A faithful transcription of all the data is required.

[Stored data]
# # # # # # #
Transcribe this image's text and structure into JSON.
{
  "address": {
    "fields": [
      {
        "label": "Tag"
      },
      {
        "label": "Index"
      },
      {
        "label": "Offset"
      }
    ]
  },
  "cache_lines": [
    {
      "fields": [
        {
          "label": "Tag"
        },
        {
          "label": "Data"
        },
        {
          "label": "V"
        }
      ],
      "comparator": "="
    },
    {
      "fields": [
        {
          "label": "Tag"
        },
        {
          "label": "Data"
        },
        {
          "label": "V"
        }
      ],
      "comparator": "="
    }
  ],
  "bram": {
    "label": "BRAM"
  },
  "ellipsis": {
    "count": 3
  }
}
# # # # # # #
**Solution to this problem:**
Transcribe this image's text and structure into JSON.
{
  "address": {
    "fields": [
      {
        "label": "Tag"
      },
      {
        "label": "Index"
      },
      {
        "label": "Offset"
      }
    ]
  },
  "cache_lines": [
    {
      "fields": [
        {
          "label": "Tag"
        },
        {
          "label": "Data"
        },
        {
          "label": "V"
        }
      ],
      "comparator": "="
    },
    {
      "fields": [
        {
          "label": "Tag"
        },
        {
          "label": "Data"
        },
        {
          "label": "V"
        }
      ],
      "comparator": "="
    }
  ],
  "bram": {
    "label": "BRAM"
  },
  "ellipsis": {
    "count": 3
  }
}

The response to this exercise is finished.